*Task brief*: Work through the data line by line, gathering every line that has the word "Output".

(begin)

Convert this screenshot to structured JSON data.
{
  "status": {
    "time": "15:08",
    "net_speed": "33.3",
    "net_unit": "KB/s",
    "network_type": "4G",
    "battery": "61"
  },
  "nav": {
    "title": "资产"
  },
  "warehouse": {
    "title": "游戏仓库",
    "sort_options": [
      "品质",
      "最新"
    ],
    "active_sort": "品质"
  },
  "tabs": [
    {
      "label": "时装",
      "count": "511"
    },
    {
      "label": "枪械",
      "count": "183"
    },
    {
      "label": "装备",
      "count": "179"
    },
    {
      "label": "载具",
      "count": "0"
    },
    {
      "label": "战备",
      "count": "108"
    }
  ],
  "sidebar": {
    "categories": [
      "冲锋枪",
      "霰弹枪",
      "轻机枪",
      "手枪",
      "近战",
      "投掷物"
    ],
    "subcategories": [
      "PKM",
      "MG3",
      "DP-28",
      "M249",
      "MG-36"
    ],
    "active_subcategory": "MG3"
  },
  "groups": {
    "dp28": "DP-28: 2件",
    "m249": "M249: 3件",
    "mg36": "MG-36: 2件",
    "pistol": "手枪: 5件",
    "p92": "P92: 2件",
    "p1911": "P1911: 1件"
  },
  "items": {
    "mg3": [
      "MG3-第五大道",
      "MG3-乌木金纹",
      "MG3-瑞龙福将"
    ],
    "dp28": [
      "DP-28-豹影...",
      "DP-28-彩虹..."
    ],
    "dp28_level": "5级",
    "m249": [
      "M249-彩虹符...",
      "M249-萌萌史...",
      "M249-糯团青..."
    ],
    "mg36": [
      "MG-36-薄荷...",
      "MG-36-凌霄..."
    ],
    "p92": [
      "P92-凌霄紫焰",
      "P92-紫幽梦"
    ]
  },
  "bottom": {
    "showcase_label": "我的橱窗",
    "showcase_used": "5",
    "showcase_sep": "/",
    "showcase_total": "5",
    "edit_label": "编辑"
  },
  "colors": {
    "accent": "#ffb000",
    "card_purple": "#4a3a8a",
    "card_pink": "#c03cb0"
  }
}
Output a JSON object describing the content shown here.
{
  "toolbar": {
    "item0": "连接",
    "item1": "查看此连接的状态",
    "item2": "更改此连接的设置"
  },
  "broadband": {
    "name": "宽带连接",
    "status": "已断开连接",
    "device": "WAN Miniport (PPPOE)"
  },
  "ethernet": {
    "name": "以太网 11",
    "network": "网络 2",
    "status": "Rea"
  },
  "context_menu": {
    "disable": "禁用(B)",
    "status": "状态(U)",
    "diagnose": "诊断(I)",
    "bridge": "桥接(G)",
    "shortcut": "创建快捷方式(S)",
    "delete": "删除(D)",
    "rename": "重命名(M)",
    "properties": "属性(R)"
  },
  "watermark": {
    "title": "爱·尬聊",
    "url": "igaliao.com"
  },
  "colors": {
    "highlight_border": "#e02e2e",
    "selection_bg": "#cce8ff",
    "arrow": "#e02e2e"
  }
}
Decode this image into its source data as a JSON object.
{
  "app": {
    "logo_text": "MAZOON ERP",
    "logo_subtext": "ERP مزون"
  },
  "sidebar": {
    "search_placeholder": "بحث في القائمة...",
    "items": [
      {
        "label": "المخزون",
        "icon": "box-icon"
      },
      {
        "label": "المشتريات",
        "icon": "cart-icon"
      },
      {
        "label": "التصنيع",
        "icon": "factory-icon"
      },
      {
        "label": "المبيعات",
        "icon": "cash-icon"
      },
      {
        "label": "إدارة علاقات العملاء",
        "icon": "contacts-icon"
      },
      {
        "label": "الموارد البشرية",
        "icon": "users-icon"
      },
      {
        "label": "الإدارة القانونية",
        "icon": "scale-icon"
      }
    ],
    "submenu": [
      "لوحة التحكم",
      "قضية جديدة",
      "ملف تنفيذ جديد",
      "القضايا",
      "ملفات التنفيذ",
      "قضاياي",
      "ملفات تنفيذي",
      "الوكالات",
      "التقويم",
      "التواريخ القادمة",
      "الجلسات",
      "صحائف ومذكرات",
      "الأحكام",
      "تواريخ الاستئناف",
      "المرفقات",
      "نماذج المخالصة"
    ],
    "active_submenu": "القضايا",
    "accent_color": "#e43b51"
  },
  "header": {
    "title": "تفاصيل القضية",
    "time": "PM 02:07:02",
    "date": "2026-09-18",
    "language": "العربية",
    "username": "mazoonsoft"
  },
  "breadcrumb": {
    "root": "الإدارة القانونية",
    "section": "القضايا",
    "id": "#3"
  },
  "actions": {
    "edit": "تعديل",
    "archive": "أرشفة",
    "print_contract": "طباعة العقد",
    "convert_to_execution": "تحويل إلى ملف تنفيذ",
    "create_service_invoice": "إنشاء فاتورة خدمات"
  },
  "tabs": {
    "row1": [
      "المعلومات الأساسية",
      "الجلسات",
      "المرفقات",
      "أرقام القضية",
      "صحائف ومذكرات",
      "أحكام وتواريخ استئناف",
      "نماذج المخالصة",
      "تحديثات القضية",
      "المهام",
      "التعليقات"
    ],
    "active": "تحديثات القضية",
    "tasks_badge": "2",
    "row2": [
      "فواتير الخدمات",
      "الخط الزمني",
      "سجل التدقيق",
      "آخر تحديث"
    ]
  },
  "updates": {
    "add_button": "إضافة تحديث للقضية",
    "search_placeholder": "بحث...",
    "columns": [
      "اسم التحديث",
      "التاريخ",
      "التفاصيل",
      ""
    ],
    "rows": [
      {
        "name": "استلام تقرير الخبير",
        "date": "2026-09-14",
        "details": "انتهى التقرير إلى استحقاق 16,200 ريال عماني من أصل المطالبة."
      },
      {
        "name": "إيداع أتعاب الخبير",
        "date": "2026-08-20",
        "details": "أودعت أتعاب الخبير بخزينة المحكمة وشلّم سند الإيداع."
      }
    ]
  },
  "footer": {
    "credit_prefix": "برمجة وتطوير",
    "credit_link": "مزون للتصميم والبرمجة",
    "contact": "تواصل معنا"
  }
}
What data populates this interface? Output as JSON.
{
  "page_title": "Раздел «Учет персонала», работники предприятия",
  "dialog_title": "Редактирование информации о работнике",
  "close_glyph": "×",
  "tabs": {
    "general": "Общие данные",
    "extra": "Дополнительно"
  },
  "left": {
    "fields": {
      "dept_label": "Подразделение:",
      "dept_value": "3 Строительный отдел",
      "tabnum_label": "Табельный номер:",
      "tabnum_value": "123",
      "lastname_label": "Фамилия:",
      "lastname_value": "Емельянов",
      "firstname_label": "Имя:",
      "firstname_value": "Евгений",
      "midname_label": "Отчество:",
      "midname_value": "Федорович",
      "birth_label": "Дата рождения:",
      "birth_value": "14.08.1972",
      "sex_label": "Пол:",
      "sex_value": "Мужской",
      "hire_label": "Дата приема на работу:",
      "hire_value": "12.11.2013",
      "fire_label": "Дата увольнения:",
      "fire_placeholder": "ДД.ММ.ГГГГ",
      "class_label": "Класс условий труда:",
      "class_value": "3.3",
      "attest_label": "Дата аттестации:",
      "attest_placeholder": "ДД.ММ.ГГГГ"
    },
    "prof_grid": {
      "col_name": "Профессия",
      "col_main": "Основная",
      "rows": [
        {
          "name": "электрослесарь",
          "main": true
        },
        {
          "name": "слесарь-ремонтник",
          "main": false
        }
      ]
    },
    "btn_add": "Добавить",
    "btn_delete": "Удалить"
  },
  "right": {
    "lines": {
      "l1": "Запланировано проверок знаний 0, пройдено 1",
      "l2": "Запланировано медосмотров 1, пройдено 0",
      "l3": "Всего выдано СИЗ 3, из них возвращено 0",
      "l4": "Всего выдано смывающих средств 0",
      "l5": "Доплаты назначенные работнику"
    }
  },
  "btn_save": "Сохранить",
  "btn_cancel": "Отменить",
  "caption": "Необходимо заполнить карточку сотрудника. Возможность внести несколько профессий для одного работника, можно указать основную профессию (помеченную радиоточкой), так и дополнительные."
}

(end)

*Written answer*:
Output a JSON object describing the content shown here.
What data populates this interface? Output as JSON.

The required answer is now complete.